• **Figure collection entries**:
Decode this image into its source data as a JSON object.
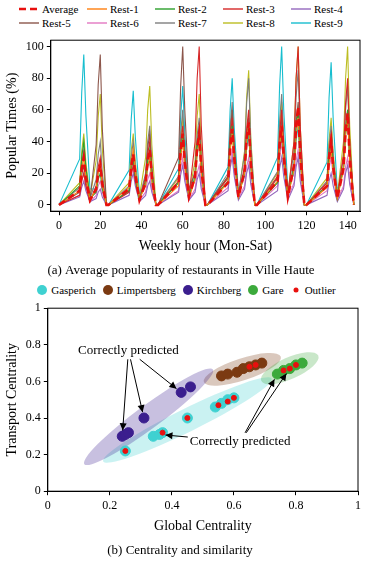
{
  "chart_data": [
    {
      "type": "line",
      "title": "(a) Average popularity of restaurants in Ville Haute",
      "xlabel": "Weekly hour (Mon-Sat)",
      "ylabel": "Popular Times (%)",
      "xlim": [
        -4,
        146
      ],
      "xticks": [
        0,
        20,
        40,
        60,
        80,
        100,
        120,
        140
      ],
      "ylim": [
        -4,
        104
      ],
      "yticks": [
        0,
        20,
        40,
        60,
        80,
        100
      ],
      "grid": false,
      "legend": "top",
      "x": [
        0,
        10,
        11,
        12,
        13,
        15,
        18,
        19,
        20,
        21,
        23,
        24,
        34,
        35,
        36,
        37,
        39,
        42,
        43,
        44,
        45,
        47,
        48,
        58,
        59,
        60,
        61,
        63,
        66,
        67,
        68,
        69,
        71,
        72,
        82,
        83,
        84,
        85,
        87,
        90,
        91,
        92,
        93,
        95,
        96,
        106,
        107,
        108,
        109,
        111,
        114,
        115,
        116,
        117,
        119,
        120,
        130,
        131,
        132,
        133,
        135,
        138,
        139,
        140,
        141,
        143
      ],
      "series": [
        {
          "name": "Average",
          "color": "#e8100e",
          "line_style": "dashed",
          "values": [
            0,
            9,
            23,
            30,
            18,
            3,
            10,
            20,
            25,
            13,
            0,
            0,
            10,
            24,
            32,
            19,
            3,
            14,
            28,
            35,
            18,
            0,
            0,
            14,
            34,
            45,
            27,
            5,
            18,
            36,
            45,
            23,
            0,
            0,
            14,
            36,
            48,
            29,
            5,
            21,
            42,
            52,
            26,
            0,
            0,
            15,
            38,
            50,
            30,
            5,
            25,
            50,
            62,
            31,
            0,
            0,
            12,
            30,
            40,
            24,
            4,
            23,
            46,
            58,
            29,
            0
          ]
        },
        {
          "name": "Rest-1",
          "color": "#ff7f0e",
          "line_style": "solid",
          "values": [
            0,
            9,
            23,
            30,
            18,
            3,
            10,
            20,
            25,
            13,
            0,
            0,
            11,
            26,
            35,
            21,
            4,
            12,
            24,
            30,
            15,
            0,
            0,
            12,
            30,
            40,
            24,
            4,
            16,
            32,
            40,
            20,
            0,
            0,
            14,
            34,
            45,
            27,
            5,
            20,
            40,
            50,
            25,
            0,
            0,
            15,
            38,
            50,
            30,
            5,
            22,
            44,
            55,
            28,
            0,
            0,
            11,
            26,
            35,
            21,
            4,
            22,
            44,
            55,
            28,
            0
          ]
        },
        {
          "name": "Rest-2",
          "color": "#2ca02c",
          "line_style": "solid",
          "values": [
            0,
            12,
            30,
            40,
            24,
            4,
            8,
            16,
            20,
            10,
            0,
            0,
            9,
            23,
            30,
            18,
            3,
            14,
            28,
            35,
            18,
            0,
            0,
            14,
            34,
            45,
            27,
            5,
            18,
            36,
            45,
            23,
            0,
            0,
            15,
            38,
            50,
            30,
            5,
            20,
            40,
            50,
            25,
            0,
            0,
            14,
            34,
            45,
            27,
            5,
            24,
            48,
            60,
            30,
            0,
            0,
            12,
            30,
            40,
            24,
            4,
            24,
            48,
            60,
            30,
            0
          ]
        },
        {
          "name": "Rest-3",
          "color": "#d62728",
          "line_style": "solid",
          "values": [
            0,
            6,
            15,
            20,
            12,
            2,
            12,
            24,
            30,
            15,
            0,
            0,
            8,
            19,
            25,
            15,
            3,
            16,
            32,
            40,
            20,
            0,
            0,
            15,
            38,
            50,
            30,
            5,
            40,
            80,
            100,
            50,
            0,
            0,
            17,
            41,
            55,
            33,
            6,
            24,
            48,
            60,
            30,
            0,
            0,
            18,
            45,
            60,
            36,
            6,
            40,
            80,
            100,
            50,
            0,
            0,
            14,
            34,
            45,
            27,
            5,
            32,
            64,
            80,
            40,
            0
          ]
        },
        {
          "name": "Rest-4",
          "color": "#9467bd",
          "line_style": "solid",
          "values": [
            0,
            5,
            11,
            15,
            9,
            2,
            4,
            8,
            10,
            5,
            0,
            0,
            6,
            15,
            20,
            12,
            2,
            6,
            12,
            15,
            8,
            0,
            0,
            8,
            19,
            25,
            15,
            3,
            8,
            16,
            20,
            10,
            0,
            0,
            9,
            23,
            30,
            18,
            3,
            10,
            20,
            25,
            13,
            0,
            0,
            9,
            23,
            30,
            18,
            3,
            12,
            24,
            30,
            15,
            0,
            0,
            6,
            15,
            20,
            12,
            2,
            10,
            20,
            25,
            13,
            0
          ]
        },
        {
          "name": "Rest-5",
          "color": "#8c564b",
          "line_style": "solid",
          "values": [
            0,
            8,
            19,
            25,
            15,
            3,
            38,
            76,
            95,
            48,
            0,
            0,
            9,
            23,
            30,
            18,
            3,
            18,
            36,
            45,
            23,
            0,
            0,
            30,
            75,
            100,
            60,
            10,
            20,
            40,
            50,
            25,
            0,
            0,
            18,
            45,
            60,
            36,
            6,
            22,
            44,
            55,
            28,
            0,
            0,
            17,
            41,
            55,
            33,
            6,
            26,
            52,
            65,
            33,
            0,
            0,
            12,
            30,
            40,
            24,
            4,
            24,
            48,
            60,
            30,
            0
          ]
        },
        {
          "name": "Rest-6",
          "color": "#e377c2",
          "line_style": "solid",
          "values": [
            0,
            6,
            15,
            20,
            12,
            2,
            6,
            12,
            15,
            8,
            0,
            0,
            8,
            19,
            25,
            15,
            3,
            8,
            16,
            20,
            10,
            0,
            0,
            9,
            23,
            30,
            18,
            3,
            10,
            20,
            25,
            13,
            0,
            0,
            11,
            26,
            35,
            21,
            4,
            12,
            24,
            30,
            15,
            0,
            0,
            12,
            30,
            40,
            24,
            4,
            14,
            28,
            35,
            18,
            0,
            0,
            9,
            23,
            30,
            18,
            3,
            12,
            24,
            30,
            15,
            0
          ]
        },
        {
          "name": "Rest-7",
          "color": "#7f7f7f",
          "line_style": "solid",
          "values": [
            0,
            11,
            26,
            35,
            21,
            4,
            16,
            32,
            40,
            20,
            0,
            0,
            12,
            30,
            40,
            24,
            4,
            20,
            40,
            50,
            25,
            0,
            0,
            18,
            45,
            60,
            36,
            6,
            22,
            44,
            55,
            28,
            0,
            0,
            20,
            49,
            65,
            39,
            7,
            32,
            64,
            80,
            40,
            0,
            0,
            21,
            53,
            70,
            42,
            7,
            34,
            68,
            85,
            43,
            0,
            0,
            15,
            38,
            50,
            30,
            5,
            30,
            60,
            75,
            38,
            0
          ]
        },
        {
          "name": "Rest-8",
          "color": "#bcbd22",
          "line_style": "solid",
          "values": [
            0,
            14,
            34,
            45,
            27,
            5,
            28,
            56,
            70,
            35,
            0,
            0,
            14,
            34,
            45,
            27,
            5,
            30,
            60,
            75,
            38,
            0,
            0,
            17,
            41,
            55,
            33,
            6,
            28,
            56,
            70,
            35,
            0,
            0,
            18,
            45,
            60,
            36,
            6,
            34,
            68,
            85,
            43,
            0,
            0,
            20,
            49,
            65,
            39,
            7,
            40,
            80,
            100,
            50,
            0,
            0,
            17,
            41,
            55,
            33,
            6,
            40,
            80,
            100,
            50,
            0
          ]
        },
        {
          "name": "Rest-9",
          "color": "#17becf",
          "line_style": "solid",
          "values": [
            0,
            29,
            71,
            95,
            57,
            10,
            10,
            20,
            25,
            13,
            0,
            0,
            22,
            54,
            72,
            43,
            7,
            12,
            24,
            30,
            15,
            0,
            0,
            23,
            56,
            75,
            45,
            8,
            16,
            32,
            40,
            20,
            0,
            0,
            24,
            60,
            80,
            48,
            8,
            18,
            36,
            45,
            23,
            0,
            0,
            30,
            75,
            100,
            60,
            10,
            20,
            40,
            50,
            25,
            0,
            0,
            27,
            68,
            90,
            54,
            9,
            22,
            44,
            55,
            28,
            0
          ]
        }
      ]
    },
    {
      "type": "scatter",
      "title": "(b) Centrality and similarity",
      "xlabel": "Global Centrality",
      "ylabel": "Transport Centrality",
      "xlim": [
        0,
        1
      ],
      "xticks": [
        0,
        0.2,
        0.4,
        0.6,
        0.8,
        1
      ],
      "ylim": [
        0,
        1
      ],
      "yticks": [
        0,
        0.2,
        0.4,
        0.6,
        0.8,
        1
      ],
      "grid": false,
      "legend": "top",
      "series": [
        {
          "name": "Gasperich",
          "color": "#3fd1d1",
          "marker": "circle",
          "x": [
            0.25,
            0.34,
            0.36,
            0.37,
            0.45,
            0.54,
            0.56,
            0.58,
            0.6
          ],
          "y": [
            0.22,
            0.3,
            0.31,
            0.32,
            0.4,
            0.46,
            0.48,
            0.5,
            0.51
          ]
        },
        {
          "name": "Limpertsberg",
          "color": "#7b3a12",
          "marker": "circle",
          "x": [
            0.56,
            0.58,
            0.61,
            0.63,
            0.65,
            0.67,
            0.69
          ],
          "y": [
            0.63,
            0.64,
            0.65,
            0.67,
            0.68,
            0.69,
            0.7
          ]
        },
        {
          "name": "Kirchberg",
          "color": "#3b1e8e",
          "marker": "circle",
          "x": [
            0.24,
            0.25,
            0.26,
            0.31,
            0.43,
            0.46
          ],
          "y": [
            0.3,
            0.31,
            0.32,
            0.4,
            0.54,
            0.57
          ]
        },
        {
          "name": "Gare",
          "color": "#3caa3c",
          "marker": "circle",
          "x": [
            0.74,
            0.76,
            0.78,
            0.8,
            0.82
          ],
          "y": [
            0.64,
            0.66,
            0.67,
            0.69,
            0.7
          ]
        },
        {
          "name": "Outlier",
          "color": "#e8100e",
          "marker": "dot",
          "x": [
            0.25,
            0.37,
            0.45,
            0.55,
            0.58,
            0.6,
            0.65,
            0.67,
            0.76,
            0.78,
            0.8
          ],
          "y": [
            0.22,
            0.32,
            0.4,
            0.47,
            0.49,
            0.51,
            0.68,
            0.69,
            0.66,
            0.67,
            0.69
          ]
        }
      ],
      "annotations": [
        {
          "text": "Correctly predicted",
          "x": 0.26,
          "y": 0.77,
          "targets": [
            {
              "x": 0.24,
              "y": 0.3
            },
            {
              "x": 0.31,
              "y": 0.4
            },
            {
              "x": 0.43,
              "y": 0.54
            }
          ]
        },
        {
          "text": "Correctly predicted",
          "x": 0.62,
          "y": 0.27,
          "targets": [
            {
              "x": 0.36,
              "y": 0.31
            },
            {
              "x": 0.74,
              "y": 0.64
            },
            {
              "x": 0.78,
              "y": 0.67
            }
          ]
        }
      ]
    }
  ]
}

• **Exercise description**: Write out each line of the data that holds the string "title".

• **Written answer**:
      "title": "(a) Average popularity of restaurants in Ville Haute",
      "title": "(b) Centrality and similarity",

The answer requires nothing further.